··· Entries provided

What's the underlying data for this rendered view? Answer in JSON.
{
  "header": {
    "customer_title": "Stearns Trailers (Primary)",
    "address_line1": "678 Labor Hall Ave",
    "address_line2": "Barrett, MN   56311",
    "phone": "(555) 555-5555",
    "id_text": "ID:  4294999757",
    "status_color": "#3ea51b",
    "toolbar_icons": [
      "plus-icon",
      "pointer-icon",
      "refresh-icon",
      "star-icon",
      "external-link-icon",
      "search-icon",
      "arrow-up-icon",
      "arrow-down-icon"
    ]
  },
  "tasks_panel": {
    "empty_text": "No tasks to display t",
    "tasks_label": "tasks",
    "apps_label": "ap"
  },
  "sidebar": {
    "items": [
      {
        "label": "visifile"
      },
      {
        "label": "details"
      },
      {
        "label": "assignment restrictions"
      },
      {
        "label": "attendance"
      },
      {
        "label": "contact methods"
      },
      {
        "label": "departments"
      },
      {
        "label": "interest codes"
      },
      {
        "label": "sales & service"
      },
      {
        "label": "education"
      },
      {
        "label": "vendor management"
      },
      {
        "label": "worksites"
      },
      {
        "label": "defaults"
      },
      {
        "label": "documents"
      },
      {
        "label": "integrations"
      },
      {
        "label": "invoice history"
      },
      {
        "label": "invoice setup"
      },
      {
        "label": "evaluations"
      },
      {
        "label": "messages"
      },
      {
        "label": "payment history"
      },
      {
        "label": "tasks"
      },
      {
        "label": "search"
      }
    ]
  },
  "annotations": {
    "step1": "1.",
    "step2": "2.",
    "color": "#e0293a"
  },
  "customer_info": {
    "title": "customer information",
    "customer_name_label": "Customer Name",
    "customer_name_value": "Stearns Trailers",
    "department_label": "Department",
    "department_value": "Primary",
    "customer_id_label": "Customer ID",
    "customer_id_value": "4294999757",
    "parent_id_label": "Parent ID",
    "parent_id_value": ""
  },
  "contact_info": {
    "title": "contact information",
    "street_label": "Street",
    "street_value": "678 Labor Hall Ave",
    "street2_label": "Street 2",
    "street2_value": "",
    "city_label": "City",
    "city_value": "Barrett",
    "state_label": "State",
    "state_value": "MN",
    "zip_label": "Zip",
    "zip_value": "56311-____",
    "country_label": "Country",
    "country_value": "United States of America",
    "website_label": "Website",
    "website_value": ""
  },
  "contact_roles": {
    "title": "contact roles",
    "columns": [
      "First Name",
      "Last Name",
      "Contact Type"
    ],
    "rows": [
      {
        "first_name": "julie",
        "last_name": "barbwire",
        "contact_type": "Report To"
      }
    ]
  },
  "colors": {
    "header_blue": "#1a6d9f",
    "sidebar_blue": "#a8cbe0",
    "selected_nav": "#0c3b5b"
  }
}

······

§ **Work to complete**:
Repeat the material above exactly.

§ **Expected answer**:
What's the underlying data for this rendered view? Answer in JSON.
{
  "header": {
    "customer_title": "Stearns Trailers (Primary)",
    "address_line1": "678 Labor Hall Ave",
    "address_line2": "Barrett, MN   56311",
    "phone": "(555) 555-5555",
    "id_text": "ID:  4294999757",
    "status_color": "#3ea51b",
    "toolbar_icons": [
      "plus-icon",
      "pointer-icon",
      "refresh-icon",
      "star-icon",
      "external-link-icon",
      "search-icon",
      "arrow-up-icon",
      "arrow-down-icon"
    ]
  },
  "tasks_panel": {
    "empty_text": "No tasks to display t",
    "tasks_label": "tasks",
    "apps_label": "ap"
  },
  "sidebar": {
    "items": [
      {
        "label": "visifile"
      },
      {
        "label": "details"
      },
      {
        "label": "assignment restrictions"
      },
      {
        "label": "attendance"
      },
      {
        "label": "contact methods"
      },
      {
        "label": "departments"
      },
      {
        "label": "interest codes"
      },
      {
        "label": "sales & service"
      },
      {
        "label": "education"
      },
      {
        "label": "vendor management"
      },
      {
        "label": "worksites"
      },
      {
        "label": "defaults"
      },
      {
        "label": "documents"
      },
      {
        "label": "integrations"
      },
      {
        "label": "invoice history"
      },
      {
        "label": "invoice setup"
      },
      {
        "label": "evaluations"
      },
      {
        "label": "messages"
      },
      {
        "label": "payment history"
      },
      {
        "label": "tasks"
      },
      {
        "label": "search"
      }
    ]
  },
  "annotations": {
    "step1": "1.",
    "step2": "2.",
    "color": "#e0293a"
  },
  "customer_info": {
    "title": "customer information",
    "customer_name_label": "Customer Name",
    "customer_name_value": "Stearns Trailers",
    "department_label": "Department",
    "department_value": "Primary",
    "customer_id_label": "Customer ID",
    "customer_id_value": "4294999757",
    "parent_id_label": "Parent ID",
    "parent_id_value": ""
  },
  "contact_info": {
    "title": "contact information",
    "street_label": "Street",
    "street_value": "678 Labor Hall Ave",
    "street2_label": "Street 2",
    "street2_value": "",
    "city_label": "City",
    "city_value": "Barrett",
    "state_label": "State",
    "state_value": "MN",
    "zip_label": "Zip",
    "zip_value": "56311-____",
    "country_label": "Country",
    "country_value": "United States of America",
    "website_label": "Website",
    "website_value": ""
  },
  "contact_roles": {
    "title": "contact roles",
    "columns": [
      "First Name",
      "Last Name",
      "Contact Type"
    ],
    "rows": [
      {
        "first_name": "julie",
        "last_name": "barbwire",
        "contact_type": "Report To"
      }
    ]
  },
  "colors": {
    "header_blue": "#1a6d9f",
    "sidebar_blue": "#a8cbe0",
    "selected_nav": "#0c3b5b"
  }
}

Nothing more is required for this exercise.